> EXERCISE
Report every line of the records that contains the word "mixing".

> EXTRACTED MATERIAL
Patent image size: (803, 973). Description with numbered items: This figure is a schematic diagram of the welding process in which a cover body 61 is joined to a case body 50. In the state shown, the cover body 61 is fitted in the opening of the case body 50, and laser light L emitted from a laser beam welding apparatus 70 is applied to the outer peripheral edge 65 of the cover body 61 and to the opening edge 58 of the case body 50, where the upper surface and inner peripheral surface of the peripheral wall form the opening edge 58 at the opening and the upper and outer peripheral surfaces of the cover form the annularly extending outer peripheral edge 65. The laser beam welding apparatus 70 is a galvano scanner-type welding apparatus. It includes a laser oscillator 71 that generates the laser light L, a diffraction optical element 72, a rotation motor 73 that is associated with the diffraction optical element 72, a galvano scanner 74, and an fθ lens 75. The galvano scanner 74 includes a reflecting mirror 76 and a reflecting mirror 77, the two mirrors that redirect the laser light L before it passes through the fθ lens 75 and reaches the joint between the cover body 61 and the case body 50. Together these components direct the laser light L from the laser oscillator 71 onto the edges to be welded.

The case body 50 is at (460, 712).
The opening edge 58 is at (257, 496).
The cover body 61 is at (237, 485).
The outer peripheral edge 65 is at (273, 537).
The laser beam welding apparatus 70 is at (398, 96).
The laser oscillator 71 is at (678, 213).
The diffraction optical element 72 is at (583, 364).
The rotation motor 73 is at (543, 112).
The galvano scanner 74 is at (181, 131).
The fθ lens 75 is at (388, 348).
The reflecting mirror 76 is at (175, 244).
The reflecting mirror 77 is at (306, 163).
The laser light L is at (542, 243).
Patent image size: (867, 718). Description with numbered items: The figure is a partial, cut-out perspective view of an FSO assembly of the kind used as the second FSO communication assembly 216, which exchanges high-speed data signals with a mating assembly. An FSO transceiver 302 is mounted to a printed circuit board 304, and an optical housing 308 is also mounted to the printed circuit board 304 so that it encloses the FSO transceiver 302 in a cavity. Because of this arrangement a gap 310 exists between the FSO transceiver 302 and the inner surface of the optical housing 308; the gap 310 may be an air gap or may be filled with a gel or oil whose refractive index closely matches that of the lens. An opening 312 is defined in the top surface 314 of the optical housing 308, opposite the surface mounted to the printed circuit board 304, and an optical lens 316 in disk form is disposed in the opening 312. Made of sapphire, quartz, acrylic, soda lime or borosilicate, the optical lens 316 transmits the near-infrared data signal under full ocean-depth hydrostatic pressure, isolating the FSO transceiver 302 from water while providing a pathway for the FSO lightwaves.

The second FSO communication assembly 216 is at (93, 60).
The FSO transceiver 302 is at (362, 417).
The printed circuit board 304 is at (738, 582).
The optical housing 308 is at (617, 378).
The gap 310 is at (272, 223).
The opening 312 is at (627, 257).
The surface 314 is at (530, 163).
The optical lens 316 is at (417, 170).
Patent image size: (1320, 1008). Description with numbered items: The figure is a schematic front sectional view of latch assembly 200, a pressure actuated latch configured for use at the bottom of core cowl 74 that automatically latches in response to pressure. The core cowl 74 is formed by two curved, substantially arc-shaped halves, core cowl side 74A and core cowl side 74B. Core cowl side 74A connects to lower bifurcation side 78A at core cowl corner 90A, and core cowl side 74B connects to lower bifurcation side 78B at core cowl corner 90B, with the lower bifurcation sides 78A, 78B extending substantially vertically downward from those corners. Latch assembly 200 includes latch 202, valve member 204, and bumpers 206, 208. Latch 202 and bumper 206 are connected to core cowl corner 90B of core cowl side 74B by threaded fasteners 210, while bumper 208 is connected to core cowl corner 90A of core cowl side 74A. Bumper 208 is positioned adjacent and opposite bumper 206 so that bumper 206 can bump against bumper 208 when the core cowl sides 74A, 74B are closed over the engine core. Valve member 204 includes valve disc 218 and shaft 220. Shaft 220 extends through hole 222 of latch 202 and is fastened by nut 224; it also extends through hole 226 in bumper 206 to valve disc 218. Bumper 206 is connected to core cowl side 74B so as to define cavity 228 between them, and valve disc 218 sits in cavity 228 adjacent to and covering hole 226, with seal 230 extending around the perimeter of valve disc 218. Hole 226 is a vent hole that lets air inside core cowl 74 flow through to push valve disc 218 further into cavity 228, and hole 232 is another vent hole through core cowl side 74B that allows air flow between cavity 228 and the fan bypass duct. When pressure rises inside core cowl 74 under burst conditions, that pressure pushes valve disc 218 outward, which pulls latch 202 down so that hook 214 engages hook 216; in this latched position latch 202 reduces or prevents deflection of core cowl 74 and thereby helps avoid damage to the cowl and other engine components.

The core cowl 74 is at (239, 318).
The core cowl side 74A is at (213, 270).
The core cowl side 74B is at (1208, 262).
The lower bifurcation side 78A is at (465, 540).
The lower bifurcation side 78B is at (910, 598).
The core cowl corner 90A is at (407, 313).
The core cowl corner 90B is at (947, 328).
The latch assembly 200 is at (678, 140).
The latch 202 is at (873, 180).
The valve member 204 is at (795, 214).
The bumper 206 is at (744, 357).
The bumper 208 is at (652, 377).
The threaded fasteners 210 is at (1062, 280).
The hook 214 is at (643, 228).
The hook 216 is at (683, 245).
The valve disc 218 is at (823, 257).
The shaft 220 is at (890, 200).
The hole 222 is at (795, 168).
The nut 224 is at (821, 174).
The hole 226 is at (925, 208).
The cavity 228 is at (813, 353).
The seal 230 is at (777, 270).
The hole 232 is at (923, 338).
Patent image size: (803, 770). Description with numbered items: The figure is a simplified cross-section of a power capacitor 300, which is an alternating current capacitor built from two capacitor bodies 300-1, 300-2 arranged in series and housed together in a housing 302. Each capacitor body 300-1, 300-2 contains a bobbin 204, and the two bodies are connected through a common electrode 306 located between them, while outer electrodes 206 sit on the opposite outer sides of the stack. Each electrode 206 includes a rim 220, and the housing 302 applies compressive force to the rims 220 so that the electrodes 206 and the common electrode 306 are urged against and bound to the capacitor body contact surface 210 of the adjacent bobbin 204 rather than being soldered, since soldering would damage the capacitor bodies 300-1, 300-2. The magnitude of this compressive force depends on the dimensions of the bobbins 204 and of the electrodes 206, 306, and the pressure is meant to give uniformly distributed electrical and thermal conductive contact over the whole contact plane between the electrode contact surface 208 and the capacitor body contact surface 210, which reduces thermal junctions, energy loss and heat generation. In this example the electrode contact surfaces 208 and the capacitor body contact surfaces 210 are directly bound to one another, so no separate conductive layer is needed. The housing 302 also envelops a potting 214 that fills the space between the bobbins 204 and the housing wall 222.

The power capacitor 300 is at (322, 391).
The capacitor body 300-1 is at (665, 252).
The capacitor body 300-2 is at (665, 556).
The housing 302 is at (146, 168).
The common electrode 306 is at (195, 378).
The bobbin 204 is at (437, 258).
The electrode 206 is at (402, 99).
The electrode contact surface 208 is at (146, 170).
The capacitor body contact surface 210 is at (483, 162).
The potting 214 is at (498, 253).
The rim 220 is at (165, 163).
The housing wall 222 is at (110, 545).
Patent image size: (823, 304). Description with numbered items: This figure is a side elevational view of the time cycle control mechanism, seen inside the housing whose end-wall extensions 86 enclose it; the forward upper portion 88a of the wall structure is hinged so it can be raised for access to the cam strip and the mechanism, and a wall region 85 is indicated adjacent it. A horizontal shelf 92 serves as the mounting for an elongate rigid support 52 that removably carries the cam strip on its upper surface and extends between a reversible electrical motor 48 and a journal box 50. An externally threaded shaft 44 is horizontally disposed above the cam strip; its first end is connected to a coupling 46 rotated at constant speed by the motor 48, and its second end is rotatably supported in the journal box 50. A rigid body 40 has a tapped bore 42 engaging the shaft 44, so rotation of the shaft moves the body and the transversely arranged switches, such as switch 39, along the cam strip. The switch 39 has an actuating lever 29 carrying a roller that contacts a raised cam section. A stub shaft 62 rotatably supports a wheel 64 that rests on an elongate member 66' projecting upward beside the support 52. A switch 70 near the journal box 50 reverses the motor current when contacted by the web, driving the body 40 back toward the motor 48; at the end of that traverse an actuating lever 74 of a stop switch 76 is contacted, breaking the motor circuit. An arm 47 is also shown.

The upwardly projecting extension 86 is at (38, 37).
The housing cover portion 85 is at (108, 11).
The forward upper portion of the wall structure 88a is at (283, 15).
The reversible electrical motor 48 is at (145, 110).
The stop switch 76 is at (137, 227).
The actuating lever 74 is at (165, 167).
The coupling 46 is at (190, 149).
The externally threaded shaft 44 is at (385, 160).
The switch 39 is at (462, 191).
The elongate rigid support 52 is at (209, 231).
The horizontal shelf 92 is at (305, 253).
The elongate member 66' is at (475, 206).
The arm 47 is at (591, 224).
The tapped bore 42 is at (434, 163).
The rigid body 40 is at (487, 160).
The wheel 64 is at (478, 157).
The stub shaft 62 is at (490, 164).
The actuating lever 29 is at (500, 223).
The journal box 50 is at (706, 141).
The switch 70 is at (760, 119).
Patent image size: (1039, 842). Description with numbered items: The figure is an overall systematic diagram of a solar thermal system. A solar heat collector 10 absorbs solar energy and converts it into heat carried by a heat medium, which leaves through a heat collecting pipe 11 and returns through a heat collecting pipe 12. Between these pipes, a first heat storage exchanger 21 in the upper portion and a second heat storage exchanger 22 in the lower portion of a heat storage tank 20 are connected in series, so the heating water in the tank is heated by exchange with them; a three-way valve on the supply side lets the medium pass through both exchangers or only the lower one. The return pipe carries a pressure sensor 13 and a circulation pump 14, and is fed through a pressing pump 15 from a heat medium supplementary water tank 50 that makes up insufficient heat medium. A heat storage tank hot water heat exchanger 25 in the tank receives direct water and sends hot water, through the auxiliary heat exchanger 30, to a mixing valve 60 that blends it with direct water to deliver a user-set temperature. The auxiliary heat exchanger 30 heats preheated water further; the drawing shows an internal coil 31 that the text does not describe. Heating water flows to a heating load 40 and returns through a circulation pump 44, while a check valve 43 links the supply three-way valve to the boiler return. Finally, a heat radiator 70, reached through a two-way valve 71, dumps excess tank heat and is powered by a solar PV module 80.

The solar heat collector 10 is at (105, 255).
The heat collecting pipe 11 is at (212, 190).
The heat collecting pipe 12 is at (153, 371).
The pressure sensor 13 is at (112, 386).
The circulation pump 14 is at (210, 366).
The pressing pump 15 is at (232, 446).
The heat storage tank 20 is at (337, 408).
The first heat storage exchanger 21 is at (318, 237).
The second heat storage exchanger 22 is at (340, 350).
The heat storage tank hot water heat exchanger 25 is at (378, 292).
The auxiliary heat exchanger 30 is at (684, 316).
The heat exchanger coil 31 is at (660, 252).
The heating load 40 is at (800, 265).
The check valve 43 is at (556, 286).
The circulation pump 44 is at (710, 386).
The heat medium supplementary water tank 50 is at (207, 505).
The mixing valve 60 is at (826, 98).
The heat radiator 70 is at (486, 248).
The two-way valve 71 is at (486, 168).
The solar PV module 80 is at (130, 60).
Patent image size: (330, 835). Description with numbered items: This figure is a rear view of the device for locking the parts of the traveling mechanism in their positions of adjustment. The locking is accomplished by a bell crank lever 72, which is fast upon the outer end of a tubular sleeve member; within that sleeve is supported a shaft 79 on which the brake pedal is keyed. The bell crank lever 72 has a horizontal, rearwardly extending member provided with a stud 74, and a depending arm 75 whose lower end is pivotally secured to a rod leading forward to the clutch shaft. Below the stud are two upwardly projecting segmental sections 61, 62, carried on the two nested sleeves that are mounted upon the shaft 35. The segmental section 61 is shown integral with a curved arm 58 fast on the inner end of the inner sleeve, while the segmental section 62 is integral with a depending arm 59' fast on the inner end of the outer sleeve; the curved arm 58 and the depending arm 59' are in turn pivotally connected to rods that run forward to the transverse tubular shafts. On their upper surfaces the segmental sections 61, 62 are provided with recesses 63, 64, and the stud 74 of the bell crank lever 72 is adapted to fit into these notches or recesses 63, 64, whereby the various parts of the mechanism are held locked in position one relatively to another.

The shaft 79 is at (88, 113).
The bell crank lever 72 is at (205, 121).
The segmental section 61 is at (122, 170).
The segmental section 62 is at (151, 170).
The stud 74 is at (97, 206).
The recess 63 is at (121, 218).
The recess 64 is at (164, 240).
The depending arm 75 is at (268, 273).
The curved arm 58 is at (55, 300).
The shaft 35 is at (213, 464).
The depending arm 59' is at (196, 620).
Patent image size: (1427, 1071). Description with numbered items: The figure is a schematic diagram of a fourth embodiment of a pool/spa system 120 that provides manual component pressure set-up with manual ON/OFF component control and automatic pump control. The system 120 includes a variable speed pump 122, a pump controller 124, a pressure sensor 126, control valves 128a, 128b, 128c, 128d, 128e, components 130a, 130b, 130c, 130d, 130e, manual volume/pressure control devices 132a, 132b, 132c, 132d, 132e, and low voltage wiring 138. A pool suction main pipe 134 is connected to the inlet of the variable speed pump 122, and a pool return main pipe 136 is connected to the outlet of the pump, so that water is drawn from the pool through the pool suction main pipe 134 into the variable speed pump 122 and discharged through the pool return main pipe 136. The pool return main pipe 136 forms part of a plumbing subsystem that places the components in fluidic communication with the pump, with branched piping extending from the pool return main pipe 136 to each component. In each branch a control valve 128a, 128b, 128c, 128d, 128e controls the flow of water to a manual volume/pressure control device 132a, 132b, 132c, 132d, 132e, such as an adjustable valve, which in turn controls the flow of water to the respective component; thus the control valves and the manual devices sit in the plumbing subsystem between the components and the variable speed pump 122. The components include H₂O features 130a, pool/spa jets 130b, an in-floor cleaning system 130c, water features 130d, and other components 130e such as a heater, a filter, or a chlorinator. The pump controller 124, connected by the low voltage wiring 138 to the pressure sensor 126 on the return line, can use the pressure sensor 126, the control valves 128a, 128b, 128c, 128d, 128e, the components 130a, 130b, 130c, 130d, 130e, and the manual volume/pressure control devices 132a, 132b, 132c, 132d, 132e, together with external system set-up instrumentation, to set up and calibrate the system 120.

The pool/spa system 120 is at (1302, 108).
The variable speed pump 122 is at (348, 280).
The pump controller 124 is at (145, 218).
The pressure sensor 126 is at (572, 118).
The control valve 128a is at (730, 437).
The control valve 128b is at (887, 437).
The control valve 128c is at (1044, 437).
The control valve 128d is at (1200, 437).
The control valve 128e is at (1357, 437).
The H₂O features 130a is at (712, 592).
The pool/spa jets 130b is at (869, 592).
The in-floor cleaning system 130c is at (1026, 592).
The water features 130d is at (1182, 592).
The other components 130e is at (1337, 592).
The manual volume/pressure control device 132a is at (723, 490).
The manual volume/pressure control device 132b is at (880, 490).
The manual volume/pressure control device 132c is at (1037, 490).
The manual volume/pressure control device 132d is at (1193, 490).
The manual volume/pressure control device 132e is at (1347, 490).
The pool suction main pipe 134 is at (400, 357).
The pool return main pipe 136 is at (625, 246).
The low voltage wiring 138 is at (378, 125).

> ANSWER FOR THIS EXERCISE
Patent image size: (1039, 842). Description with numbered items: The figure is an overall systematic diagram of a solar thermal system. A solar heat collector 10 absorbs solar energy and converts it into heat carried by a heat medium, which leaves through a heat collecting pipe 11 and returns through a heat collecting pipe 12. Between these pipes, a first heat storage exchanger 21 in the upper portion and a second heat storage exchanger 22 in the lower portion of a heat storage tank 20 are connected in series, so the heating water in the tank is heated by exchange with them; a three-way valve on the supply side lets the medium pass through both exchangers or only the lower one. The return pipe carries a pressure sensor 13 and a circulation pump 14, and is fed through a pressing pump 15 from a heat medium supplementary water tank 50 that makes up insufficient heat medium. A heat storage tank hot water heat exchanger 25 in the tank receives direct water and sends hot water, through the auxiliary heat exchanger 30, to a mixing valve 60 that blends it with direct water to deliver a user-set temperature. The auxiliary heat exchanger 30 heats preheated water further; the drawing shows an internal coil 31 that the text does not describe. Heating water flows to a heating load 40 and returns through a circulation pump 44, while a check valve 43 links the supply three-way valve to the boiler return. Finally, a heat radiator 70, reached through a two-way valve 71, dumps excess tank heat and is powered by a solar PV module 80.
The mixing valve 60 is at (826, 98).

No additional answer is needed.